• **TASK STATEMENT**
Copy out the lines that have "name" in them.

(Records from a data source)
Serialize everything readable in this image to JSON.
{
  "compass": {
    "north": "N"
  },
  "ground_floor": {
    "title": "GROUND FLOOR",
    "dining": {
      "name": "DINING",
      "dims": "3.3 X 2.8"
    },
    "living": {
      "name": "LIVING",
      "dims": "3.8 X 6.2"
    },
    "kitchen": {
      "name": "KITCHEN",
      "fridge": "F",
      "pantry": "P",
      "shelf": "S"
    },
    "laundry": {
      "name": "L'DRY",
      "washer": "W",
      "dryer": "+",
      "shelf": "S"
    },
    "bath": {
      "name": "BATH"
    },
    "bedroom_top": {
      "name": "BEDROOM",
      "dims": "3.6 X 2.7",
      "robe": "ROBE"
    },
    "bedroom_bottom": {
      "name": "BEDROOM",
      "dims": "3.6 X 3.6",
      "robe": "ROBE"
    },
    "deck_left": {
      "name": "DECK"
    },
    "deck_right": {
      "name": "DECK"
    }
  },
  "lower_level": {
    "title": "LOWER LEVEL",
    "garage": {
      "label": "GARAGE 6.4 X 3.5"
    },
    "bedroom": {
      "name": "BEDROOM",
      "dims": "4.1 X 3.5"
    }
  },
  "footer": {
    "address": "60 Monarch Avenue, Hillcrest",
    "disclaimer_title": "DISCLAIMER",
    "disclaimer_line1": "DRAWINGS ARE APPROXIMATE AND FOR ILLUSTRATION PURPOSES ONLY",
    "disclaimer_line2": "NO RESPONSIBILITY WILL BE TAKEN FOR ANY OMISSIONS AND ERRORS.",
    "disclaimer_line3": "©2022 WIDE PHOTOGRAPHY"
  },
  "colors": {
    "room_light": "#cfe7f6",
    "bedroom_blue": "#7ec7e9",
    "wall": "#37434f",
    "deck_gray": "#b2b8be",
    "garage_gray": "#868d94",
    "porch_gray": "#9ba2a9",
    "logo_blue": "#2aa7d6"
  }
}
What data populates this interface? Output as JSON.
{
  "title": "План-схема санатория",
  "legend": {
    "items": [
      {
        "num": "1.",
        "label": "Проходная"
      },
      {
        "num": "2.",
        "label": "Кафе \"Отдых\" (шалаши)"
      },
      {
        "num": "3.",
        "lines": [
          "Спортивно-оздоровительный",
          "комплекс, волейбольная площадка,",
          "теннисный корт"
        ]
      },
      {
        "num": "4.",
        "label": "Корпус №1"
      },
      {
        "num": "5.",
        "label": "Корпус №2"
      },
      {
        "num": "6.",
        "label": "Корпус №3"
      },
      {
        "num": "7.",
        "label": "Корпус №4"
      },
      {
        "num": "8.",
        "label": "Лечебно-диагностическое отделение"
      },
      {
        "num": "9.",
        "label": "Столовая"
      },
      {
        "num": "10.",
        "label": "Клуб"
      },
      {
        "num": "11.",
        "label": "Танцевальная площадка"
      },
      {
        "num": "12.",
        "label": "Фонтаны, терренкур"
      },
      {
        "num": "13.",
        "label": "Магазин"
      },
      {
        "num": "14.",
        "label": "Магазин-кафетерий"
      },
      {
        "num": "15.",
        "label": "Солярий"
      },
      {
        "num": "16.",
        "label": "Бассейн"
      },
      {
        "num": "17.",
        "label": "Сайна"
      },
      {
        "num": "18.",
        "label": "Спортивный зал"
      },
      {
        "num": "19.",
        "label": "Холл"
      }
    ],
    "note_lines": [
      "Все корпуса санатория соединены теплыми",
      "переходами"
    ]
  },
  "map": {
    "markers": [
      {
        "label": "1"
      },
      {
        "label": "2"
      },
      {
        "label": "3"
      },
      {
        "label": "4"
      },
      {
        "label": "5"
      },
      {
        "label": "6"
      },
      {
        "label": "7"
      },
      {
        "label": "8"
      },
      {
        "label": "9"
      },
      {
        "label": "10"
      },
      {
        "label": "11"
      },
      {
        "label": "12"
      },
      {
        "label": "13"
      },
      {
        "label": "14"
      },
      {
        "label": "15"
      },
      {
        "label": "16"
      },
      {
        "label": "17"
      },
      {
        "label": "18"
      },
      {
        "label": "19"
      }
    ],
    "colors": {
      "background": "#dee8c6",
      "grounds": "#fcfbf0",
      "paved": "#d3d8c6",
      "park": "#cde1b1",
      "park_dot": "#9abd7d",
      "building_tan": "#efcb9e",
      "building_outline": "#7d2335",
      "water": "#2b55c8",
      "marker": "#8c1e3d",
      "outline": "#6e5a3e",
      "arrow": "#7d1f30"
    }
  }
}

• **ANSWER TO THIS TASK**
      "name": "DINING",
      "name": "LIVING",
      "name": "KITCHEN",
      "name": "L'DRY",
      "name": "BATH"
      "name": "BEDROOM",
      "name": "BEDROOM",
      "name": "DECK"
      "name": "DECK"
      "name": "BEDROOM",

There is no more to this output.